[To do]: Skip the pictures. Transcribe the rest of the data below without changing a word.

::: Stored records :::

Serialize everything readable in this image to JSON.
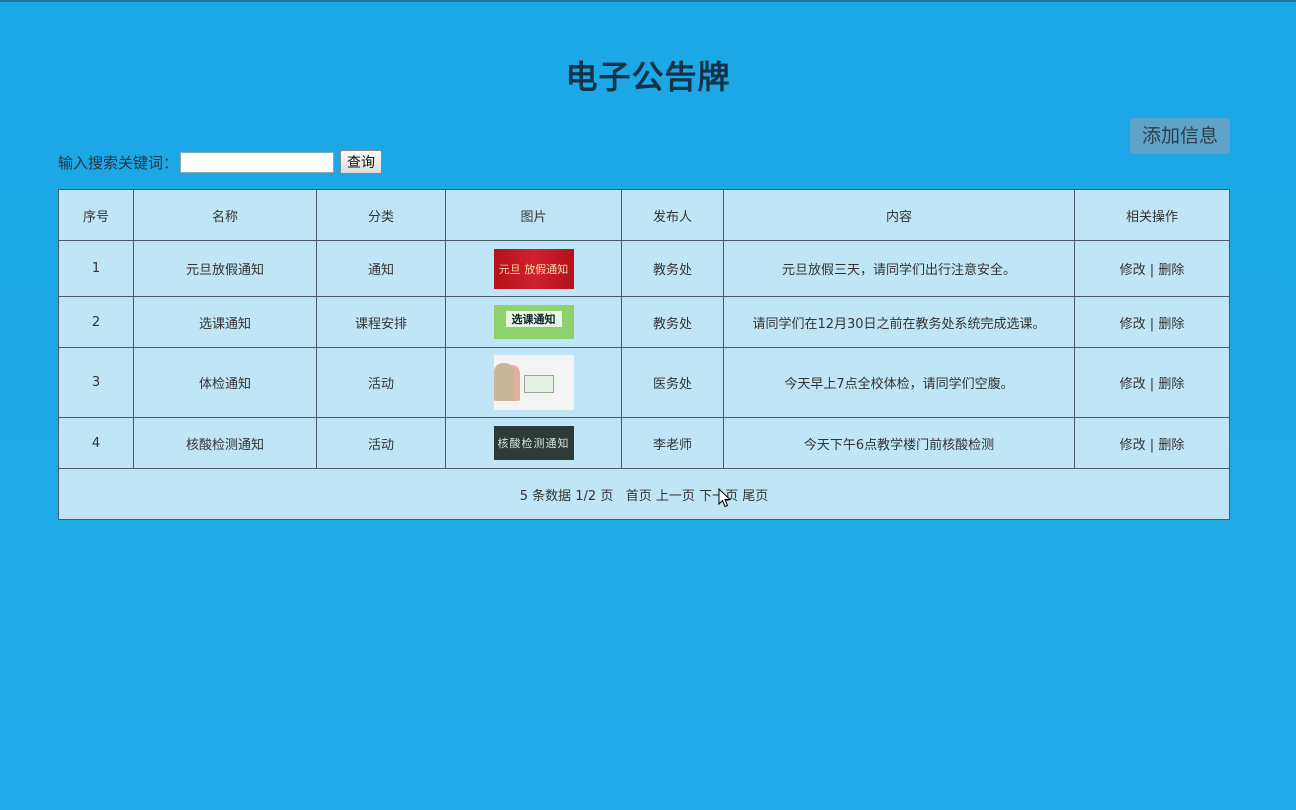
{
  "title": "电子公告牌",
  "add_button": "添加信息",
  "search": {
    "label": "输入搜索关键词：",
    "value": "",
    "button": "查询"
  },
  "table": {
    "headers": [
      "序号",
      "名称",
      "分类",
      "图片",
      "发布人",
      "内容",
      "相关操作"
    ],
    "rows": [
      {
        "id": "1",
        "name": "元旦放假通知",
        "category": "通知",
        "image_text": "元旦 放假通知",
        "publisher": "教务处",
        "content": "元旦放假三天，请同学们出行注意安全。"
      },
      {
        "id": "2",
        "name": "选课通知",
        "category": "课程安排",
        "image_text": "选课通知",
        "publisher": "教务处",
        "content": "请同学们在12月30日之前在教务处系统完成选课。"
      },
      {
        "id": "3",
        "name": "体检通知",
        "category": "活动",
        "image_text": "",
        "publisher": "医务处",
        "content": "今天早上7点全校体检，请同学们空腹。"
      },
      {
        "id": "4",
        "name": "核酸检测通知",
        "category": "活动",
        "image_text": "核酸检测通知",
        "publisher": "李老师",
        "content": "今天下午6点教学楼门前核酸检测"
      }
    ],
    "ops": {
      "edit": "修改",
      "sep": "|",
      "delete": "删除"
    }
  },
  "pager": {
    "summary": "5 条数据 1/2 页",
    "first": "首页",
    "prev": "上一页",
    "next": "下一页",
    "last": "尾页"
  },
  "colors": {
    "background": "#1ea9e6",
    "table_bg": "#c0e5f7",
    "add_button_bg": "#5fa3c9"
  }
}
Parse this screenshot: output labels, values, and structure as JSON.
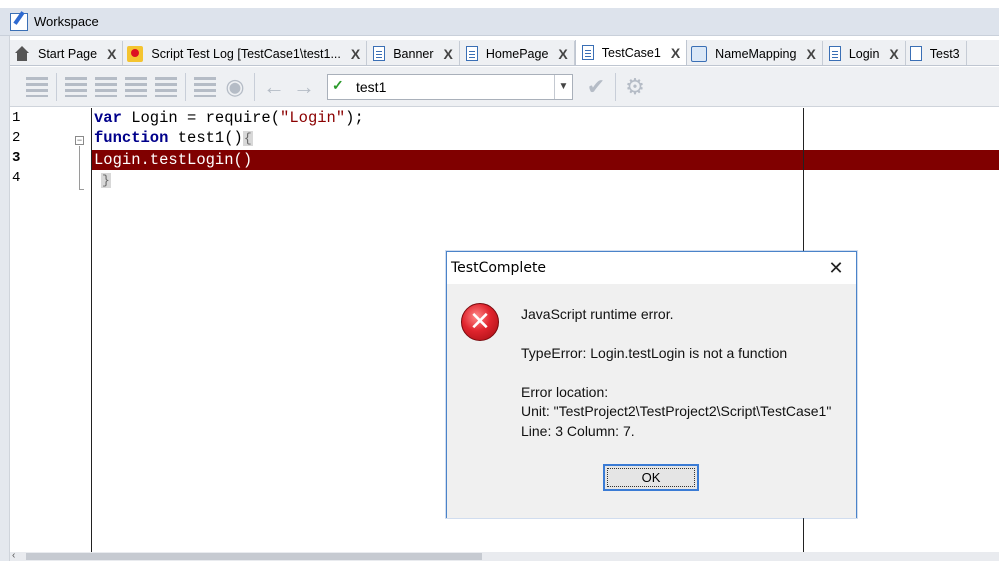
{
  "window": {
    "title": "Workspace"
  },
  "tabs": [
    {
      "label": "Start Page",
      "icon": "home-icon",
      "active": false
    },
    {
      "label": "Script Test Log [TestCase1\\test1...",
      "icon": "test-log-icon",
      "active": false
    },
    {
      "label": "Banner",
      "icon": "document-icon",
      "active": false
    },
    {
      "label": "HomePage",
      "icon": "document-icon",
      "active": false
    },
    {
      "label": "TestCase1",
      "icon": "document-icon",
      "active": true
    },
    {
      "label": "NameMapping",
      "icon": "name-mapping-icon",
      "active": false
    },
    {
      "label": "Login",
      "icon": "document-icon",
      "active": false
    },
    {
      "label": "Test3",
      "icon": "keyword-test-icon",
      "active": false
    }
  ],
  "tab_close_glyph": "X",
  "toolbar": {
    "routine_selector": {
      "selected": "test1"
    }
  },
  "editor": {
    "line_numbers": [
      "1",
      "2",
      "3",
      "4"
    ],
    "current_line": 3,
    "error_line_color": "#800000",
    "lines": {
      "l1_kw": "var",
      "l1_mid": " Login = require(",
      "l1_str": "\"Login\"",
      "l1_end": ");",
      "l2_kw": "function",
      "l2_rest": " test1()",
      "l2_brace": "{",
      "l3": "Login.testLogin()",
      "l4_brace": "}"
    }
  },
  "dialog": {
    "title": "TestComplete",
    "icon": "error-icon",
    "message": "JavaScript runtime error.",
    "error": "TypeError: Login.testLogin is not a function",
    "location_label": "Error location:",
    "unit": "Unit: \"TestProject2\\TestProject2\\Script\\TestCase1\"",
    "line_col": "Line: 3 Column: 7.",
    "ok_label": "OK",
    "close_glyph": "✕"
  }
}
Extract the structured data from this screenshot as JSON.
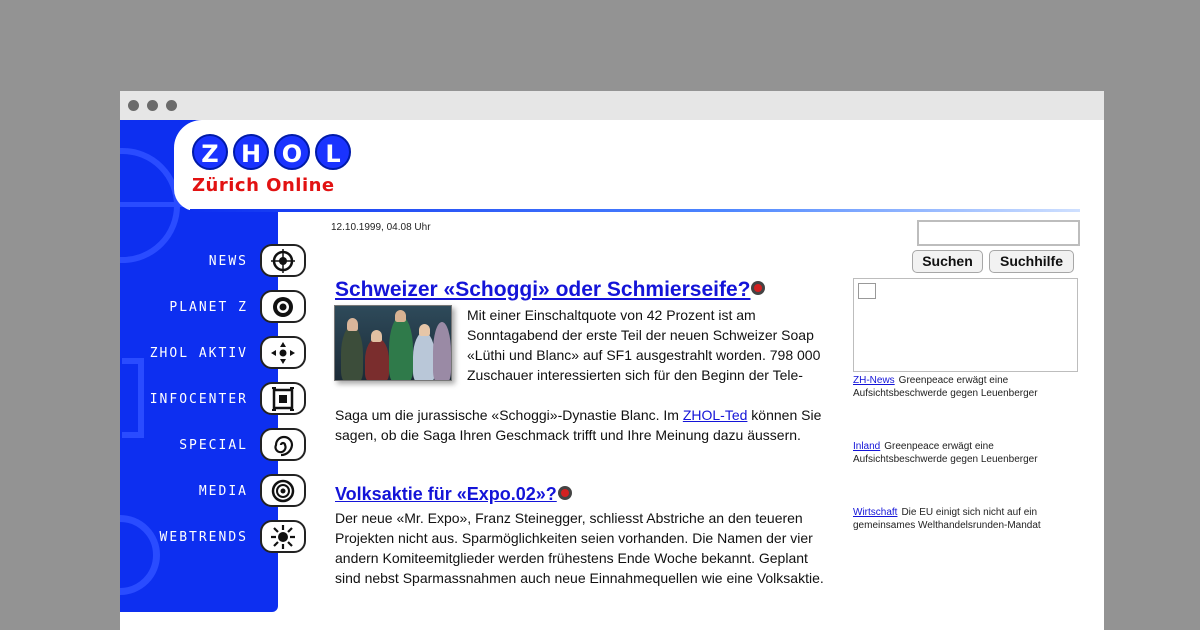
{
  "logo": {
    "letters": [
      "Z",
      "H",
      "O",
      "L"
    ],
    "subtitle": "Zürich Online"
  },
  "nav": [
    {
      "label": "NEWS",
      "icon": "compass-icon"
    },
    {
      "label": "PLANET Z",
      "icon": "planet-icon"
    },
    {
      "label": "ZHOL AKTIV",
      "icon": "arrows-icon"
    },
    {
      "label": "INFOCENTER",
      "icon": "target-square-icon"
    },
    {
      "label": "SPECIAL",
      "icon": "spiral-icon"
    },
    {
      "label": "MEDIA",
      "icon": "rings-icon"
    },
    {
      "label": "WEBTRENDS",
      "icon": "sun-icon"
    }
  ],
  "datetime": "12.10.1999, 04.08 Uhr",
  "search": {
    "value": "",
    "search_button": "Suchen",
    "help_button": "Suchhilfe"
  },
  "articles": [
    {
      "title": "Schweizer «Schoggi» oder Schmierseife?",
      "text_top": "Mit einer Einschaltquote von 42 Prozent ist am Sonntagabend der erste Teil der neuen Schweizer Soap «Lüthi und Blanc» auf SF1 ausgestrahlt worden. 798 000 Zuschauer interessierten sich für den Beginn der Tele-",
      "text_before_link": "Saga um die jurassische «Schoggi»-Dynastie Blanc. Im ",
      "link": "ZHOL-Ted",
      "text_after_link": " können Sie sagen, ob die Saga Ihren Geschmack trifft und Ihre Meinung dazu äussern."
    },
    {
      "title": "Volksaktie für «Expo.02»?",
      "text": "Der neue «Mr. Expo», Franz Steinegger, schliesst Abstriche an den teueren Projekten nicht aus. Sparmöglichkeiten seien vorhanden. Die Namen der vier andern Komiteemitglieder werden frühestens Ende Woche bekannt. Geplant sind nebst Sparmassnahmen auch neue Einnahmequellen wie eine Volksaktie."
    }
  ],
  "sidebar": [
    {
      "link": "ZH-News",
      "text": "Greenpeace erwägt eine Aufsichtsbeschwerde gegen Leuenberger"
    },
    {
      "link": "Inland",
      "text": "Greenpeace erwägt eine Aufsichtsbeschwerde gegen Leuenberger"
    },
    {
      "link": "Wirtschaft",
      "text": "Die EU einigt sich nicht auf ein gemeinsames Welthandelsrunden-Mandat"
    }
  ],
  "colors": {
    "nav_blue": "#0d2ff0",
    "logo_red": "#e21212",
    "link_blue": "#1414d8"
  }
}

:::

[Task output]:
Serialize everything readable in this image to JSON.
{
  "title": "电子公告牌",
  "add_button": "添加信息",
  "search": {
    "label": "输入搜索关键词：",
    "value": "",
    "button": "查询"
  },
  "table": {
    "headers": [
      "序号",
      "名称",
      "分类",
      "图片",
      "发布人",
      "内容",
      "相关操作"
    ],
    "rows": [
      {
        "id": "1",
        "name": "元旦放假通知",
        "category": "通知",
        "image_text": "元旦 放假通知",
        "publisher": "教务处",
        "content": "元旦放假三天，请同学们出行注意安全。"
      },
      {
        "id": "2",
        "name": "选课通知",
        "category": "课程安排",
        "image_text": "选课通知",
        "publisher": "教务处",
        "content": "请同学们在12月30日之前在教务处系统完成选课。"
      },
      {
        "id": "3",
        "name": "体检通知",
        "category": "活动",
        "image_text": "",
        "publisher": "医务处",
        "content": "今天早上7点全校体检，请同学们空腹。"
      },
      {
        "id": "4",
        "name": "核酸检测通知",
        "category": "活动",
        "image_text": "核酸检测通知",
        "publisher": "李老师",
        "content": "今天下午6点教学楼门前核酸检测"
      }
    ],
    "ops": {
      "edit": "修改",
      "sep": "|",
      "delete": "删除"
    }
  },
  "pager": {
    "summary": "5 条数据 1/2 页",
    "first": "首页",
    "prev": "上一页",
    "next": "下一页",
    "last": "尾页"
  },
  "colors": {
    "background": "#1ea9e6",
    "table_bg": "#c0e5f7",
    "add_button_bg": "#5fa3c9"
  }
}
Parse this screenshot: output labels, values, and structure as JSON.
{
  "window": {
    "title": "Workspace"
  },
  "tabs": [
    {
      "label": "Start Page",
      "icon": "home-icon",
      "active": false
    },
    {
      "label": "Script Test Log [TestCase1\\test1...",
      "icon": "test-log-icon",
      "active": false
    },
    {
      "label": "Banner",
      "icon": "document-icon",
      "active": false
    },
    {
      "label": "HomePage",
      "icon": "document-icon",
      "active": false
    },
    {
      "label": "TestCase1",
      "icon": "document-icon",
      "active": true
    },
    {
      "label": "NameMapping",
      "icon": "name-mapping-icon",
      "active": false
    },
    {
      "label": "Login",
      "icon": "document-icon",
      "active": false
    },
    {
      "label": "Test3",
      "icon": "keyword-test-icon",
      "active": false
    }
  ],
  "tab_close_glyph": "X",
  "toolbar": {
    "routine_selector": {
      "selected": "test1"
    }
  },
  "editor": {
    "line_numbers": [
      "1",
      "2",
      "3",
      "4"
    ],
    "current_line": 3,
    "error_line_color": "#800000",
    "lines": {
      "l1_kw": "var",
      "l1_mid": " Login = require(",
      "l1_str": "\"Login\"",
      "l1_end": ");",
      "l2_kw": "function",
      "l2_rest": " test1()",
      "l2_brace": "{",
      "l3": "Login.testLogin()",
      "l4_brace": "}"
    }
  },
  "dialog": {
    "title": "TestComplete",
    "icon": "error-icon",
    "message": "JavaScript runtime error.",
    "error": "TypeError: Login.testLogin is not a function",
    "location_label": "Error location:",
    "unit": "Unit: \"TestProject2\\TestProject2\\Script\\TestCase1\"",
    "line_col": "Line: 3 Column: 7.",
    "ok_label": "OK",
    "close_glyph": "✕"
  }
}
Extract the structured data from this screenshot as JSON.
{
  "logo": {
    "letters": [
      "Z",
      "H",
      "O",
      "L"
    ],
    "subtitle": "Zürich Online"
  },
  "nav": [
    {
      "label": "NEWS",
      "icon": "compass-icon"
    },
    {
      "label": "PLANET Z",
      "icon": "planet-icon"
    },
    {
      "label": "ZHOL AKTIV",
      "icon": "arrows-icon"
    },
    {
      "label": "INFOCENTER",
      "icon": "target-square-icon"
    },
    {
      "label": "SPECIAL",
      "icon": "spiral-icon"
    },
    {
      "label": "MEDIA",
      "icon": "rings-icon"
    },
    {
      "label": "WEBTRENDS",
      "icon": "sun-icon"
    }
  ],
  "datetime": "12.10.1999, 04.08 Uhr",
  "search": {
    "value": "",
    "search_button": "Suchen",
    "help_button": "Suchhilfe"
  },
  "articles": [
    {
      "title": "Schweizer «Schoggi» oder Schmierseife?",
      "text_top": "Mit einer Einschaltquote von 42 Prozent ist am Sonntagabend der erste Teil der neuen Schweizer Soap «Lüthi und Blanc» auf SF1 ausgestrahlt worden. 798 000 Zuschauer interessierten sich für den Beginn der Tele-",
      "text_before_link": "Saga um die jurassische «Schoggi»-Dynastie Blanc. Im ",
      "link": "ZHOL-Ted",
      "text_after_link": " können Sie sagen, ob die Saga Ihren Geschmack trifft und Ihre Meinung dazu äussern."
    },
    {
      "title": "Volksaktie für «Expo.02»?",
      "text": "Der neue «Mr. Expo», Franz Steinegger, schliesst Abstriche an den teueren Projekten nicht aus. Sparmöglichkeiten seien vorhanden. Die Namen der vier andern Komiteemitglieder werden frühestens Ende Woche bekannt. Geplant sind nebst Sparmassnahmen auch neue Einnahmequellen wie eine Volksaktie."
    }
  ],
  "sidebar": [
    {
      "link": "ZH-News",
      "text": "Greenpeace erwägt eine Aufsichtsbeschwerde gegen Leuenberger"
    },
    {
      "link": "Inland",
      "text": "Greenpeace erwägt eine Aufsichtsbeschwerde gegen Leuenberger"
    },
    {
      "link": "Wirtschaft",
      "text": "Die EU einigt sich nicht auf ein gemeinsames Welthandelsrunden-Mandat"
    }
  ],
  "colors": {
    "nav_blue": "#0d2ff0",
    "logo_red": "#e21212",
    "link_blue": "#1414d8"
  }
}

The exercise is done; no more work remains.